[Exercise input start]
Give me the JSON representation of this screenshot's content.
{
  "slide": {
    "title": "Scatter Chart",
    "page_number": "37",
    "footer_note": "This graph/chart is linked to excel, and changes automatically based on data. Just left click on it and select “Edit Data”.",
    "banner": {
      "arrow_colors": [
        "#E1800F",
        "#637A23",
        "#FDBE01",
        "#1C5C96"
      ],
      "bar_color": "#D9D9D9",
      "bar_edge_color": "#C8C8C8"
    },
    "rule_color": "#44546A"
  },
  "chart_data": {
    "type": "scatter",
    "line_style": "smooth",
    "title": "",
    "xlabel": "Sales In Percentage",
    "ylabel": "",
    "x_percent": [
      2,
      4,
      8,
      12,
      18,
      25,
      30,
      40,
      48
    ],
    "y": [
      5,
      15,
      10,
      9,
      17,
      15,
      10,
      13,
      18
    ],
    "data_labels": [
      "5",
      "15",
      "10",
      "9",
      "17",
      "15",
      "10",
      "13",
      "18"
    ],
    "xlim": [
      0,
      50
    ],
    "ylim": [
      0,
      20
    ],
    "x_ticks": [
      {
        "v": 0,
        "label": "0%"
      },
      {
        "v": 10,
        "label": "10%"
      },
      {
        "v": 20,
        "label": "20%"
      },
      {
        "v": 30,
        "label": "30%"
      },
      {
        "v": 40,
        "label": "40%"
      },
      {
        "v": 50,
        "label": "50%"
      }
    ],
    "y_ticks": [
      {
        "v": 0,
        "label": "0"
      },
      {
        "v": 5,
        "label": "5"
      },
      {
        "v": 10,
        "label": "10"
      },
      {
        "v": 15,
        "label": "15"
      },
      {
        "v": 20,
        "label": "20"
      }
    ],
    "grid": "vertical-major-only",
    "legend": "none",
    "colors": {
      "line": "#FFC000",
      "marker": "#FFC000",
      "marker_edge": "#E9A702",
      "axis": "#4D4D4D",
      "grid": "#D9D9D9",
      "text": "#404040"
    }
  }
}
[Exercise input end]
■ **Work to do**: Make an exact copy of every line in the data.

■ **Complete response**:
Give me the JSON representation of this screenshot's content.
{
  "slide": {
    "title": "Scatter Chart",
    "page_number": "37",
    "footer_note": "This graph/chart is linked to excel, and changes automatically based on data. Just left click on it and select “Edit Data”.",
    "banner": {
      "arrow_colors": [
        "#E1800F",
        "#637A23",
        "#FDBE01",
        "#1C5C96"
      ],
      "bar_color": "#D9D9D9",
      "bar_edge_color": "#C8C8C8"
    },
    "rule_color": "#44546A"
  },
  "chart_data": {
    "type": "scatter",
    "line_style": "smooth",
    "title": "",
    "xlabel": "Sales In Percentage",
    "ylabel": "",
    "x_percent": [
      2,
      4,
      8,
      12,
      18,
      25,
      30,
      40,
      48
    ],
    "y": [
      5,
      15,
      10,
      9,
      17,
      15,
      10,
      13,
      18
    ],
    "data_labels": [
      "5",
      "15",
      "10",
      "9",
      "17",
      "15",
      "10",
      "13",
      "18"
    ],
    "xlim": [
      0,
      50
    ],
    "ylim": [
      0,
      20
    ],
    "x_ticks": [
      {
        "v": 0,
        "label": "0%"
      },
      {
        "v": 10,
        "label": "10%"
      },
      {
        "v": 20,
        "label": "20%"
      },
      {
        "v": 30,
        "label": "30%"
      },
      {
        "v": 40,
        "label": "40%"
      },
      {
        "v": 50,
        "label": "50%"
      }
    ],
    "y_ticks": [
      {
        "v": 0,
        "label": "0"
      },
      {
        "v": 5,
        "label": "5"
      },
      {
        "v": 10,
        "label": "10"
      },
      {
        "v": 15,
        "label": "15"
      },
      {
        "v": 20,
        "label": "20"
      }
    ],
    "grid": "vertical-major-only",
    "legend": "none",
    "colors": {
      "line": "#FFC000",
      "marker": "#FFC000",
      "marker_edge": "#E9A702",
      "axis": "#4D4D4D",
      "grid": "#D9D9D9",
      "text": "#404040"
    }
  }
}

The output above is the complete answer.